> **Dataset extract**
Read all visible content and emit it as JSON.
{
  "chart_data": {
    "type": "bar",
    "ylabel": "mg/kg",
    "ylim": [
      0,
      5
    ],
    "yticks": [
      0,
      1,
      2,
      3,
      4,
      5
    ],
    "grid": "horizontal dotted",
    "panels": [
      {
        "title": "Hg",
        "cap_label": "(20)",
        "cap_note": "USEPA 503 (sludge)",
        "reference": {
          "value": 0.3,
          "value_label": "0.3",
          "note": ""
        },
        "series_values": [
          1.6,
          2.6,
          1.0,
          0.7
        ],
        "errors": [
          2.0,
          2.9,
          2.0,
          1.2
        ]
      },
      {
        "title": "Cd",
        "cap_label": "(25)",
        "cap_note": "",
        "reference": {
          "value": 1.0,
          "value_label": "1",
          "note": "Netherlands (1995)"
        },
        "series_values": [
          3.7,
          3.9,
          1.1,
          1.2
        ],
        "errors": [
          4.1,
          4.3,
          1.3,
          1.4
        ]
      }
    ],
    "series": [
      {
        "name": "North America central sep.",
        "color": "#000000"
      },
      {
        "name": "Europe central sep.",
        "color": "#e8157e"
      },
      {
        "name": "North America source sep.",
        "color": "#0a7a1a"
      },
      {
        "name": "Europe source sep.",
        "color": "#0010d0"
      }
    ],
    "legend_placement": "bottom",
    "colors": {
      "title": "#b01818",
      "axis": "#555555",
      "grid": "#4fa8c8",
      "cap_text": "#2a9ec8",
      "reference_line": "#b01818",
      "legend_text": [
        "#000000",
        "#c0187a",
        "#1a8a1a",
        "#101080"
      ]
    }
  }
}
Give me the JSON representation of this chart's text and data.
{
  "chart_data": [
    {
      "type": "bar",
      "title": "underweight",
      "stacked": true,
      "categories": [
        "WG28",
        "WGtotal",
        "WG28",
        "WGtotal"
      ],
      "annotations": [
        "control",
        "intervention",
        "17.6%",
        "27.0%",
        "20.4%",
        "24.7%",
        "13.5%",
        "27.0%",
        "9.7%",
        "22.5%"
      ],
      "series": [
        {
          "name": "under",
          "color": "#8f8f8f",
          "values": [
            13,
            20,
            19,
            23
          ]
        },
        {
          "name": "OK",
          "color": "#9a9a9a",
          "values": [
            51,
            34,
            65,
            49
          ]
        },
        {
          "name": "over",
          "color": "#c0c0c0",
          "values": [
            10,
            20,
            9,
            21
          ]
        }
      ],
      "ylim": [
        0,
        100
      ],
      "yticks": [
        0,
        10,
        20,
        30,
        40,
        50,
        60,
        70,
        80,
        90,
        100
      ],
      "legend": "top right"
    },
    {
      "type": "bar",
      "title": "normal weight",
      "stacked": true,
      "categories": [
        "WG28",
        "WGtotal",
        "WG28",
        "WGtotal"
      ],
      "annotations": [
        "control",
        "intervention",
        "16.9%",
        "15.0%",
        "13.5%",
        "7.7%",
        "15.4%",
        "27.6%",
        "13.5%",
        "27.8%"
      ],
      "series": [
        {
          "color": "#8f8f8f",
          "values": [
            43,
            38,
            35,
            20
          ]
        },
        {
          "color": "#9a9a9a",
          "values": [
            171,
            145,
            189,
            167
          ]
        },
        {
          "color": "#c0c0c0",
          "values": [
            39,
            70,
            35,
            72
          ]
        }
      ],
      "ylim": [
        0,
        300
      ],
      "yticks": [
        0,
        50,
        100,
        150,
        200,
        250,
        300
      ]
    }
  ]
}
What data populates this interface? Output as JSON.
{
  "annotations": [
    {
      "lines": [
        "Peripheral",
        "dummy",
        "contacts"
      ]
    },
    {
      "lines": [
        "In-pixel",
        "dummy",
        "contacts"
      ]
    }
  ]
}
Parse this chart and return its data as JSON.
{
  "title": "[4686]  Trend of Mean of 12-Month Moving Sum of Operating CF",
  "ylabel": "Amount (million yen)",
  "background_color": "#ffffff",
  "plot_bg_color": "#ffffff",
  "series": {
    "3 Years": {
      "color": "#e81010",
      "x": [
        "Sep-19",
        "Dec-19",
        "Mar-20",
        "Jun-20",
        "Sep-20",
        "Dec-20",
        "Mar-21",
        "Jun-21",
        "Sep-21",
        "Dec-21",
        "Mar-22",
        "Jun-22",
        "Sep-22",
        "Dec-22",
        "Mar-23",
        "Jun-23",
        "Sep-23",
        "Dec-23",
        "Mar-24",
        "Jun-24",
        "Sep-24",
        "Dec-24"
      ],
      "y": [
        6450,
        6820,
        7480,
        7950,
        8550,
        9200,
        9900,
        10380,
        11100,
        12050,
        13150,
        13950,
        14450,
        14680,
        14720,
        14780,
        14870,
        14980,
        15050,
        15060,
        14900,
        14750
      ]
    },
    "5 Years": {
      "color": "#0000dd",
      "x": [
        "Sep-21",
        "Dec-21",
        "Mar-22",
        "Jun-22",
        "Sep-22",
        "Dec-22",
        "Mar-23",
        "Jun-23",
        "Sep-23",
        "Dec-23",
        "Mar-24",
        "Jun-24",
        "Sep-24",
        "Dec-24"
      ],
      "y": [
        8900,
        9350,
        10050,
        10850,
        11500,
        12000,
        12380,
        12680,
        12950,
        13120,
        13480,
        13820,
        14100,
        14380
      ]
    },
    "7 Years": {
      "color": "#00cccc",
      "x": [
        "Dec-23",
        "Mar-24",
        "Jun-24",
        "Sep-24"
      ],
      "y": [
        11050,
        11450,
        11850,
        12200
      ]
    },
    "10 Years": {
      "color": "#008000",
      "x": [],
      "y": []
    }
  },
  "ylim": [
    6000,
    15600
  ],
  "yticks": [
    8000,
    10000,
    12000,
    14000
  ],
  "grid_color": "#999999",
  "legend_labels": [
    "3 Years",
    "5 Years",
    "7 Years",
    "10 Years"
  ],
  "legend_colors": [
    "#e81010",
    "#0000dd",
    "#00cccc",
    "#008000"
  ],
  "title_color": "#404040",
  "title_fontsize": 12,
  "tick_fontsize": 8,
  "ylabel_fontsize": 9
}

> **Given request**
Return all of the data word for word.

> **Answer to the task**
Read all visible content and emit it as JSON.
{
  "chart_data": {
    "type": "bar",
    "ylabel": "mg/kg",
    "ylim": [
      0,
      5
    ],
    "yticks": [
      0,
      1,
      2,
      3,
      4,
      5
    ],
    "grid": "horizontal dotted",
    "panels": [
      {
        "title": "Hg",
        "cap_label": "(20)",
        "cap_note": "USEPA 503 (sludge)",
        "reference": {
          "value": 0.3,
          "value_label": "0.3",
          "note": ""
        },
        "series_values": [
          1.6,
          2.6,
          1.0,
          0.7
        ],
        "errors": [
          2.0,
          2.9,
          2.0,
          1.2
        ]
      },
      {
        "title": "Cd",
        "cap_label": "(25)",
        "cap_note": "",
        "reference": {
          "value": 1.0,
          "value_label": "1",
          "note": "Netherlands (1995)"
        },
        "series_values": [
          3.7,
          3.9,
          1.1,
          1.2
        ],
        "errors": [
          4.1,
          4.3,
          1.3,
          1.4
        ]
      }
    ],
    "series": [
      {
        "name": "North America central sep.",
        "color": "#000000"
      },
      {
        "name": "Europe central sep.",
        "color": "#e8157e"
      },
      {
        "name": "North America source sep.",
        "color": "#0a7a1a"
      },
      {
        "name": "Europe source sep.",
        "color": "#0010d0"
      }
    ],
    "legend_placement": "bottom",
    "colors": {
      "title": "#b01818",
      "axis": "#555555",
      "grid": "#4fa8c8",
      "cap_text": "#2a9ec8",
      "reference_line": "#b01818",
      "legend_text": [
        "#000000",
        "#c0187a",
        "#1a8a1a",
        "#101080"
      ]
    }
  }
}
Give me the JSON representation of this chart's text and data.
{
  "chart_data": [
    {
      "type": "bar",
      "title": "underweight",
      "stacked": true,
      "categories": [
        "WG28",
        "WGtotal",
        "WG28",
        "WGtotal"
      ],
      "annotations": [
        "control",
        "intervention",
        "17.6%",
        "27.0%",
        "20.4%",
        "24.7%",
        "13.5%",
        "27.0%",
        "9.7%",
        "22.5%"
      ],
      "series": [
        {
          "name": "under",
          "color": "#8f8f8f",
          "values": [
            13,
            20,
            19,
            23
          ]
        },
        {
          "name": "OK",
          "color": "#9a9a9a",
          "values": [
            51,
            34,
            65,
            49
          ]
        },
        {
          "name": "over",
          "color": "#c0c0c0",
          "values": [
            10,
            20,
            9,
            21
          ]
        }
      ],
      "ylim": [
        0,
        100
      ],
      "yticks": [
        0,
        10,
        20,
        30,
        40,
        50,
        60,
        70,
        80,
        90,
        100
      ],
      "legend": "top right"
    },
    {
      "type": "bar",
      "title": "normal weight",
      "stacked": true,
      "categories": [
        "WG28",
        "WGtotal",
        "WG28",
        "WGtotal"
      ],
      "annotations": [
        "control",
        "intervention",
        "16.9%",
        "15.0%",
        "13.5%",
        "7.7%",
        "15.4%",
        "27.6%",
        "13.5%",
        "27.8%"
      ],
      "series": [
        {
          "color": "#8f8f8f",
          "values": [
            43,
            38,
            35,
            20
          ]
        },
        {
          "color": "#9a9a9a",
          "values": [
            171,
            145,
            189,
            167
          ]
        },
        {
          "color": "#c0c0c0",
          "values": [
            39,
            70,
            35,
            72
          ]
        }
      ],
      "ylim": [
        0,
        300
      ],
      "yticks": [
        0,
        50,
        100,
        150,
        200,
        250,
        300
      ]
    }
  ]
}
What data populates this interface? Output as JSON.
{
  "annotations": [
    {
      "lines": [
        "Peripheral",
        "dummy",
        "contacts"
      ]
    },
    {
      "lines": [
        "In-pixel",
        "dummy",
        "contacts"
      ]
    }
  ]
}
Parse this chart and return its data as JSON.
{
  "title": "[4686]  Trend of Mean of 12-Month Moving Sum of Operating CF",
  "ylabel": "Amount (million yen)",
  "background_color": "#ffffff",
  "plot_bg_color": "#ffffff",
  "series": {
    "3 Years": {
      "color": "#e81010",
      "x": [
        "Sep-19",
        "Dec-19",
        "Mar-20",
        "Jun-20",
        "Sep-20",
        "Dec-20",
        "Mar-21",
        "Jun-21",
        "Sep-21",
        "Dec-21",
        "Mar-22",
        "Jun-22",
        "Sep-22",
        "Dec-22",
        "Mar-23",
        "Jun-23",
        "Sep-23",
        "Dec-23",
        "Mar-24",
        "Jun-24",
        "Sep-24",
        "Dec-24"
      ],
      "y": [
        6450,
        6820,
        7480,
        7950,
        8550,
        9200,
        9900,
        10380,
        11100,
        12050,
        13150,
        13950,
        14450,
        14680,
        14720,
        14780,
        14870,
        14980,
        15050,
        15060,
        14900,
        14750
      ]
    },
    "5 Years": {
      "color": "#0000dd",
      "x": [
        "Sep-21",
        "Dec-21",
        "Mar-22",
        "Jun-22",
        "Sep-22",
        "Dec-22",
        "Mar-23",
        "Jun-23",
        "Sep-23",
        "Dec-23",
        "Mar-24",
        "Jun-24",
        "Sep-24",
        "Dec-24"
      ],
      "y": [
        8900,
        9350,
        10050,
        10850,
        11500,
        12000,
        12380,
        12680,
        12950,
        13120,
        13480,
        13820,
        14100,
        14380
      ]
    },
    "7 Years": {
      "color": "#00cccc",
      "x": [
        "Dec-23",
        "Mar-24",
        "Jun-24",
        "Sep-24"
      ],
      "y": [
        11050,
        11450,
        11850,
        12200
      ]
    },
    "10 Years": {
      "color": "#008000",
      "x": [],
      "y": []
    }
  },
  "ylim": [
    6000,
    15600
  ],
  "yticks": [
    8000,
    10000,
    12000,
    14000
  ],
  "grid_color": "#999999",
  "legend_labels": [
    "3 Years",
    "5 Years",
    "7 Years",
    "10 Years"
  ],
  "legend_colors": [
    "#e81010",
    "#0000dd",
    "#00cccc",
    "#008000"
  ],
  "title_color": "#404040",
  "title_fontsize": 12,
  "tick_fontsize": 8,
  "ylabel_fontsize": 9
}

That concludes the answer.